→ **Исходный фрагмент**

————————

Ну, в данном случае речь идет о том, что метафорически можно назвать политической конкуренцией. У нас такой конкуренции в демократическом смысле слова нет, но это борьба бульдогов под ковром или, там, я не знаю, horse race, как говорят наши заокеанские коллеги, значит, гонка лошадей, коней. У Володина есть амбиции, у Собянина есть амбиции, у всех есть амбиции. У Кириенко, наверное, есть амбиции, даже, я думаю, что у Вайно есть амбиции. Все это люди, которых Путин забирает с собой в 2018 год, это его новая команда, и он внимательно следит за тем, как люди себя проявляют, насколько они эффективны с политической точки зрения, с дворцовой, с византийской, насколько они эффективно управляют теми процессами, которыми должны управлять.

————————

→ **Что нужно сделать**
1 – Ответьте по исходному фрагменту на вопросы:
(a) Каким английским выражением, по словам говорящего, это называют заокеанские коллеги?
(b) В какой год Путин забирает с собой свою новую команду?
(c) О чьих амбициях говорящий отзывается со словом «даже»?
2 – Воспроизведите дословно отрывок из исходного фрагмента: начните со слов «Ну, в данном» и остановитесь после слов «которыми должны управлять.».

————————

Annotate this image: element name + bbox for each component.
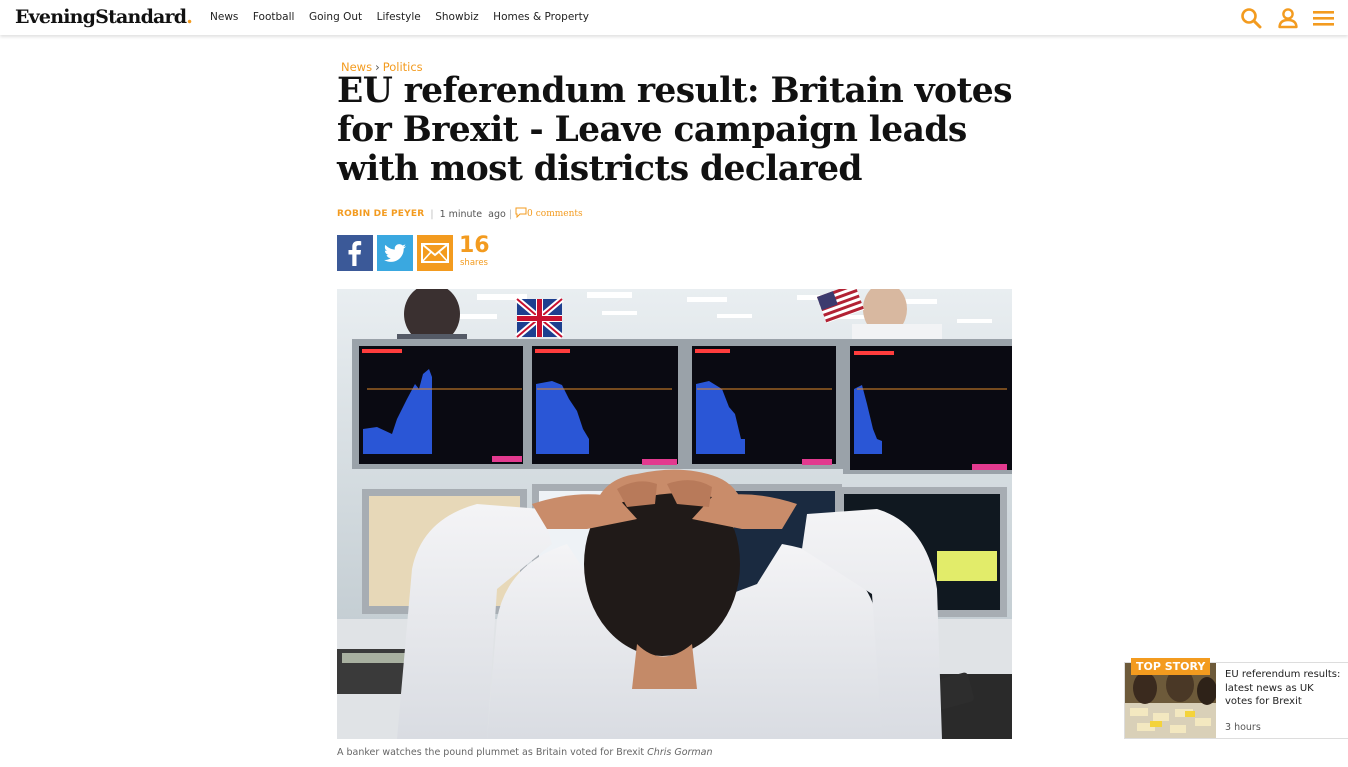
site-logo[interactable]: EveningStandard. — [15, 6, 193, 28]
image-credit: Chris Gorman — [647, 747, 713, 758]
nav-showbiz[interactable]: Showbiz — [435, 11, 478, 23]
article-hero-image — [337, 289, 1012, 739]
publish-time-suffix: ago — [488, 208, 506, 220]
search-icon[interactable] — [1240, 7, 1262, 29]
nav-going-out[interactable]: Going Out — [309, 11, 362, 23]
top-story-title[interactable]: EU referendum results: latest news as UK… — [1225, 668, 1343, 709]
facebook-share-button[interactable] — [337, 235, 373, 271]
article-headline: EU referendum result: Britain votes for … — [337, 71, 1013, 189]
email-share-button[interactable] — [417, 235, 453, 271]
twitter-share-button[interactable] — [377, 235, 413, 271]
share-label: shares — [460, 258, 488, 268]
menu-icon[interactable] — [1313, 7, 1335, 29]
email-icon — [421, 243, 449, 263]
publish-time-value: 1 minute — [439, 208, 483, 220]
user-icon[interactable] — [1277, 7, 1299, 29]
nav-news[interactable]: News — [210, 11, 238, 23]
top-story-badge: TOP STORY — [1131, 658, 1211, 675]
comments-link[interactable]: comments — [536, 209, 583, 219]
twitter-icon — [384, 244, 406, 262]
facebook-icon — [348, 241, 362, 266]
comment-icon[interactable] — [515, 207, 527, 221]
nav-football[interactable]: Football — [253, 11, 295, 23]
nav-lifestyle[interactable]: Lifestyle — [377, 11, 421, 23]
nav-homes-property[interactable]: Homes & Property — [493, 11, 589, 23]
byline: ROBIN DE PEYER | 1 minute ago | 0 commen… — [337, 207, 583, 221]
top-story-card[interactable]: TOP STORY EU referendum results: latest … — [1124, 658, 1348, 739]
comments-count[interactable]: 0 — [527, 209, 533, 219]
top-story-time: 3 hours — [1225, 722, 1261, 733]
site-header: EveningStandard. News Football Going Out… — [0, 0, 1348, 35]
main-nav: News Football Going Out Lifestyle Showbi… — [210, 11, 603, 23]
author-link[interactable]: ROBIN DE PEYER — [337, 209, 424, 219]
image-caption: A banker watches the pound plummet as Br… — [337, 747, 713, 758]
share-count: 16 — [459, 233, 490, 258]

————————

→ **Ответы на задания**
1 –
(a) Horse race.
(b) В 2018 год.
(c) О Вайно.

2 –
Ну, в данном случае речь идет о том, что метафорически можно назвать политической конкуренцией. У нас такой конкуренции в демократическом смысле слова нет, но это борьба бульдогов под ковром или, там, я не знаю, horse race, как говорят наши заокеанские коллеги, значит, гонка лошадей, коней. У Володина есть амбиции, у Собянина есть амбиции, у всех есть амбиции. У Кириенко, наверное, есть амбиции, даже, я думаю, что у Вайно есть амбиции. Все это люди, которых Путин забирает с собой в 2018 год, это его новая команда, и он внимательно следит за тем, как люди себя проявляют, насколько они эффективны с политической точки зрения, с дворцовой, с византийской, насколько они эффективно управляют теми процессами, которыми должны управлять.